■ EXTRACTED MATERIAL:

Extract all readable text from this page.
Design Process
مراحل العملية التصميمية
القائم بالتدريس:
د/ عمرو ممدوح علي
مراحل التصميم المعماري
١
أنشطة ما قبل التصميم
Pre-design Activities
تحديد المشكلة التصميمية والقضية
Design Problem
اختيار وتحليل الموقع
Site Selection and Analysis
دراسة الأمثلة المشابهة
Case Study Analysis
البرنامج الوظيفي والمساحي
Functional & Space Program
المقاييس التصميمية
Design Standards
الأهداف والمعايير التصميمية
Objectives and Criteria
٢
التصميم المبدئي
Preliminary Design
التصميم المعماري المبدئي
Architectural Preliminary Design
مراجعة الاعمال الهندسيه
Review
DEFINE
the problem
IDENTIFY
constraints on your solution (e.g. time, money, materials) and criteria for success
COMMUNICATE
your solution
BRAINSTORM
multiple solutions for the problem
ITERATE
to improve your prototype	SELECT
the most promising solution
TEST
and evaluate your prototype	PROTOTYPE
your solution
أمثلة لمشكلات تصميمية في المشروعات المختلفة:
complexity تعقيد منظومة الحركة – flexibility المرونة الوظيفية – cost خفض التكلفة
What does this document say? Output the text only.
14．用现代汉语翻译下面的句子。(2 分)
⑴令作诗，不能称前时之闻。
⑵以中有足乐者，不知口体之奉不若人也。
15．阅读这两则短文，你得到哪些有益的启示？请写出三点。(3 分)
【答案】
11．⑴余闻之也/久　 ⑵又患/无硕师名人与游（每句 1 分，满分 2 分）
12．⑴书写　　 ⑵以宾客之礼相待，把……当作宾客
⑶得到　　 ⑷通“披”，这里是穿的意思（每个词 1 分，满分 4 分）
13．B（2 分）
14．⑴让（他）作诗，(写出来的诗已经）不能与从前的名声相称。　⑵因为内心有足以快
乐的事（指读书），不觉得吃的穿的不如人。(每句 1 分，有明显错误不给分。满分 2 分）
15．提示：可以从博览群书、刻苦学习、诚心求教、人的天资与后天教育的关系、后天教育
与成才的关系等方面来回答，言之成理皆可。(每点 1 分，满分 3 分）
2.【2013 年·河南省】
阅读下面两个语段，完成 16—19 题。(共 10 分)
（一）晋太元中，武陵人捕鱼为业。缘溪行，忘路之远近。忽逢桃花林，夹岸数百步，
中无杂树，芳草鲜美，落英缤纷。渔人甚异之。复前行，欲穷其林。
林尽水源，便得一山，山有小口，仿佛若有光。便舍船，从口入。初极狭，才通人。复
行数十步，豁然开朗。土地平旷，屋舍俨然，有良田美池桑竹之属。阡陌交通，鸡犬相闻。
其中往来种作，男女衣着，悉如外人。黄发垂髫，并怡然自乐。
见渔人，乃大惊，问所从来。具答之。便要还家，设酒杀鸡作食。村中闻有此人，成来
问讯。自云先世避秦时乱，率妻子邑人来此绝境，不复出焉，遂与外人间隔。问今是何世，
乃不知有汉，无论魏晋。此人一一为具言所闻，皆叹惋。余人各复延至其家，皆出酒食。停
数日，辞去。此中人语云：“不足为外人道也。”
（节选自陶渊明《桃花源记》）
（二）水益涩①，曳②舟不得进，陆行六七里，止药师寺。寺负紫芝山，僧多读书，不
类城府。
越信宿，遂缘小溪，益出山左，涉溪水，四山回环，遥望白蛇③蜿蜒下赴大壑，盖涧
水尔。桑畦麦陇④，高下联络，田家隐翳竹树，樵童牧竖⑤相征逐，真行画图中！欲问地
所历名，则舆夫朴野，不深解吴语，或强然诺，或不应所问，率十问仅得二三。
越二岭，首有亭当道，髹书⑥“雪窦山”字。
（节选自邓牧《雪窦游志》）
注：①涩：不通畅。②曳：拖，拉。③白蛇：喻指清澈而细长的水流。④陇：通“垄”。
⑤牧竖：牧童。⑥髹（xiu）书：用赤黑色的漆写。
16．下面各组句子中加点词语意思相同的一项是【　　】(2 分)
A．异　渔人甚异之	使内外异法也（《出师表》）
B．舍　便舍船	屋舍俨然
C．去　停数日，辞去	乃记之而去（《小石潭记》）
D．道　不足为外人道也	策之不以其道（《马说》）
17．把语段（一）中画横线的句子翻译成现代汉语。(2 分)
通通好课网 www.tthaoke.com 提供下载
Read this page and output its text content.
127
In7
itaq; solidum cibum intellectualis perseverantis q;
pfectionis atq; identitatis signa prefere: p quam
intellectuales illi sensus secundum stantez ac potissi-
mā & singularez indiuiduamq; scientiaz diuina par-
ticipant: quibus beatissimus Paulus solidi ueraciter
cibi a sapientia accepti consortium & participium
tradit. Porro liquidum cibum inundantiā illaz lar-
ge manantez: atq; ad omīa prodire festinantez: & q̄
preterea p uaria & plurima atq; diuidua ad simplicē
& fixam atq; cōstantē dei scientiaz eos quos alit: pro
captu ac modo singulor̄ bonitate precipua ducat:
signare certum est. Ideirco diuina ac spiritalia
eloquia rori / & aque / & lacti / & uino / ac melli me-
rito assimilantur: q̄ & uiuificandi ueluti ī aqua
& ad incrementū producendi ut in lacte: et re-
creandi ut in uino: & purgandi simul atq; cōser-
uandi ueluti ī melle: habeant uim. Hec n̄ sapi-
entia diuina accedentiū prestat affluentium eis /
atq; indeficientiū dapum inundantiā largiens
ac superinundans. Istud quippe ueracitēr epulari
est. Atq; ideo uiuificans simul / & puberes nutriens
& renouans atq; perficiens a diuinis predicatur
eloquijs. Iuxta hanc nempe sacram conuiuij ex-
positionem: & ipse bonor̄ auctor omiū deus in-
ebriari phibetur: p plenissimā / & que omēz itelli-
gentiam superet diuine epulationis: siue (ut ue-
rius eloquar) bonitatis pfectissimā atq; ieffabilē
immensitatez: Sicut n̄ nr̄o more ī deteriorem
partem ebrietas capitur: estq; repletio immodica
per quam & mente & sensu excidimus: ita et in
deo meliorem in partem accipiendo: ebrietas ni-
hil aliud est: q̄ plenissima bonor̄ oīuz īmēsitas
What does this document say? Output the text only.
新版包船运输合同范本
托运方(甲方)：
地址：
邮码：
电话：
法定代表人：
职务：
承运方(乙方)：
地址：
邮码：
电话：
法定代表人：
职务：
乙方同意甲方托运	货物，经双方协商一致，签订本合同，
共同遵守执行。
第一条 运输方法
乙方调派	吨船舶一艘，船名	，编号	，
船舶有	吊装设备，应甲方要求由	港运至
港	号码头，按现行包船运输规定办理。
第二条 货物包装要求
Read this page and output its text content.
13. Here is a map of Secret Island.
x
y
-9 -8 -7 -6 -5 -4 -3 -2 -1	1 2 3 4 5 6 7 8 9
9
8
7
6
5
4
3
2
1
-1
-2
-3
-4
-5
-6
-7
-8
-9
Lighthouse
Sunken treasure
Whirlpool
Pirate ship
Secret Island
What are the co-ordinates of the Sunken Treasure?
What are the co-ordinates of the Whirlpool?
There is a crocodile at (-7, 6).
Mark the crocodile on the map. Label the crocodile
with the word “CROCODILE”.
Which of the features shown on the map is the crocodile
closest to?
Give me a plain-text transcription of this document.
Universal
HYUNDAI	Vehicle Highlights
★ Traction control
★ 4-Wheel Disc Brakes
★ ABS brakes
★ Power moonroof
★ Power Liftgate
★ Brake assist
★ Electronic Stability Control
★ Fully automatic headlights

■ WORK INSTRUCTIONS:
Give the listing again, word for word.

■ TASK SOLUTION:
Extract all readable text from this page.
Design Process
مراحل العملية التصميمية
القائم بالتدريس:
د/ عمرو ممدوح علي
مراحل التصميم المعماري
١
أنشطة ما قبل التصميم
Pre-design Activities
تحديد المشكلة التصميمية والقضية
Design Problem
اختيار وتحليل الموقع
Site Selection and Analysis
دراسة الأمثلة المشابهة
Case Study Analysis
البرنامج الوظيفي والمساحي
Functional & Space Program
المقاييس التصميمية
Design Standards
الأهداف والمعايير التصميمية
Objectives and Criteria
٢
التصميم المبدئي
Preliminary Design
التصميم المعماري المبدئي
Architectural Preliminary Design
مراجعة الاعمال الهندسيه
Review
DEFINE
the problem
IDENTIFY
constraints on your solution (e.g. time, money, materials) and criteria for success
COMMUNICATE
your solution
BRAINSTORM
multiple solutions for the problem
ITERATE
to improve your prototype	SELECT
the most promising solution
TEST
and evaluate your prototype	PROTOTYPE
your solution
أمثلة لمشكلات تصميمية في المشروعات المختلفة:
complexity تعقيد منظومة الحركة – flexibility المرونة الوظيفية – cost خفض التكلفة
What does this document say? Output the text only.
14．用现代汉语翻译下面的句子。(2 分)
⑴令作诗，不能称前时之闻。
⑵以中有足乐者，不知口体之奉不若人也。
15．阅读这两则短文，你得到哪些有益的启示？请写出三点。(3 分)
【答案】
11．⑴余闻之也/久　 ⑵又患/无硕师名人与游（每句 1 分，满分 2 分）
12．⑴书写　　 ⑵以宾客之礼相待，把……当作宾客
⑶得到　　 ⑷通“披”，这里是穿的意思（每个词 1 分，满分 4 分）
13．B（2 分）
14．⑴让（他）作诗，(写出来的诗已经）不能与从前的名声相称。　⑵因为内心有足以快
乐的事（指读书），不觉得吃的穿的不如人。(每句 1 分，有明显错误不给分。满分 2 分）
15．提示：可以从博览群书、刻苦学习、诚心求教、人的天资与后天教育的关系、后天教育
与成才的关系等方面来回答，言之成理皆可。(每点 1 分，满分 3 分）
2.【2013 年·河南省】
阅读下面两个语段，完成 16—19 题。(共 10 分)
（一）晋太元中，武陵人捕鱼为业。缘溪行，忘路之远近。忽逢桃花林，夹岸数百步，
中无杂树，芳草鲜美，落英缤纷。渔人甚异之。复前行，欲穷其林。
林尽水源，便得一山，山有小口，仿佛若有光。便舍船，从口入。初极狭，才通人。复
行数十步，豁然开朗。土地平旷，屋舍俨然，有良田美池桑竹之属。阡陌交通，鸡犬相闻。
其中往来种作，男女衣着，悉如外人。黄发垂髫，并怡然自乐。
见渔人，乃大惊，问所从来。具答之。便要还家，设酒杀鸡作食。村中闻有此人，成来
问讯。自云先世避秦时乱，率妻子邑人来此绝境，不复出焉，遂与外人间隔。问今是何世，
乃不知有汉，无论魏晋。此人一一为具言所闻，皆叹惋。余人各复延至其家，皆出酒食。停
数日，辞去。此中人语云：“不足为外人道也。”
（节选自陶渊明《桃花源记》）
（二）水益涩①，曳②舟不得进，陆行六七里，止药师寺。寺负紫芝山，僧多读书，不
类城府。
越信宿，遂缘小溪，益出山左，涉溪水，四山回环，遥望白蛇③蜿蜒下赴大壑，盖涧
水尔。桑畦麦陇④，高下联络，田家隐翳竹树，樵童牧竖⑤相征逐，真行画图中！欲问地
所历名，则舆夫朴野，不深解吴语，或强然诺，或不应所问，率十问仅得二三。
越二岭，首有亭当道，髹书⑥“雪窦山”字。
（节选自邓牧《雪窦游志》）
注：①涩：不通畅。②曳：拖，拉。③白蛇：喻指清澈而细长的水流。④陇：通“垄”。
⑤牧竖：牧童。⑥髹（xiu）书：用赤黑色的漆写。
16．下面各组句子中加点词语意思相同的一项是【　　】(2 分)
A．异　渔人甚异之	使内外异法也（《出师表》）
B．舍　便舍船	屋舍俨然
C．去　停数日，辞去	乃记之而去（《小石潭记》）
D．道　不足为外人道也	策之不以其道（《马说》）
17．把语段（一）中画横线的句子翻译成现代汉语。(2 分)
通通好课网 www.tthaoke.com 提供下载
Read this page and output its text content.
127
In7
itaq; solidum cibum intellectualis perseverantis q;
pfectionis atq; identitatis signa prefere: p quam
intellectuales illi sensus secundum stantez ac potissi-
mā & singularez indiuiduamq; scientiaz diuina par-
ticipant: quibus beatissimus Paulus solidi ueraciter
cibi a sapientia accepti consortium & participium
tradit. Porro liquidum cibum inundantiā illaz lar-
ge manantez: atq; ad omīa prodire festinantez: & q̄
preterea p uaria & plurima atq; diuidua ad simplicē
& fixam atq; cōstantē dei scientiaz eos quos alit: pro
captu ac modo singulor̄ bonitate precipua ducat:
signare certum est. Ideirco diuina ac spiritalia
eloquia rori / & aque / & lacti / & uino / ac melli me-
rito assimilantur: q̄ & uiuificandi ueluti ī aqua
& ad incrementū producendi ut in lacte: et re-
creandi ut in uino: & purgandi simul atq; cōser-
uandi ueluti ī melle: habeant uim. Hec n̄ sapi-
entia diuina accedentiū prestat affluentium eis /
atq; indeficientiū dapum inundantiā largiens
ac superinundans. Istud quippe ueracitēr epulari
est. Atq; ideo uiuificans simul / & puberes nutriens
& renouans atq; perficiens a diuinis predicatur
eloquijs. Iuxta hanc nempe sacram conuiuij ex-
positionem: & ipse bonor̄ auctor omiū deus in-
ebriari phibetur: p plenissimā / & que omēz itelli-
gentiam superet diuine epulationis: siue (ut ue-
rius eloquar) bonitatis pfectissimā atq; ieffabilē
immensitatez: Sicut n̄ nr̄o more ī deteriorem
partem ebrietas capitur: estq; repletio immodica
per quam & mente & sensu excidimus: ita et in
deo meliorem in partem accipiendo: ebrietas ni-
hil aliud est: q̄ plenissima bonor̄ oīuz īmēsitas
What does this document say? Output the text only.
新版包船运输合同范本
托运方(甲方)：
地址：
邮码：
电话：
法定代表人：
职务：
承运方(乙方)：
地址：
邮码：
电话：
法定代表人：
职务：
乙方同意甲方托运	货物，经双方协商一致，签订本合同，
共同遵守执行。
第一条 运输方法
乙方调派	吨船舶一艘，船名	，编号	，
船舶有	吊装设备，应甲方要求由	港运至
港	号码头，按现行包船运输规定办理。
第二条 货物包装要求
Read this page and output its text content.
13. Here is a map of Secret Island.
x
y
-9 -8 -7 -6 -5 -4 -3 -2 -1	1 2 3 4 5 6 7 8 9
9
8
7
6
5
4
3
2
1
-1
-2
-3
-4
-5
-6
-7
-8
-9
Lighthouse
Sunken treasure
Whirlpool
Pirate ship
Secret Island
What are the co-ordinates of the Sunken Treasure?
What are the co-ordinates of the Whirlpool?
There is a crocodile at (-7, 6).
Mark the crocodile on the map. Label the crocodile
with the word “CROCODILE”.
Which of the features shown on the map is the crocodile
closest to?
Give me a plain-text transcription of this document.
Universal
HYUNDAI	Vehicle Highlights
★ Traction control
★ 4-Wheel Disc Brakes
★ ABS brakes
★ Power moonroof
★ Power Liftgate
★ Brake assist
★ Electronic Stability Control
★ Fully automatic headlights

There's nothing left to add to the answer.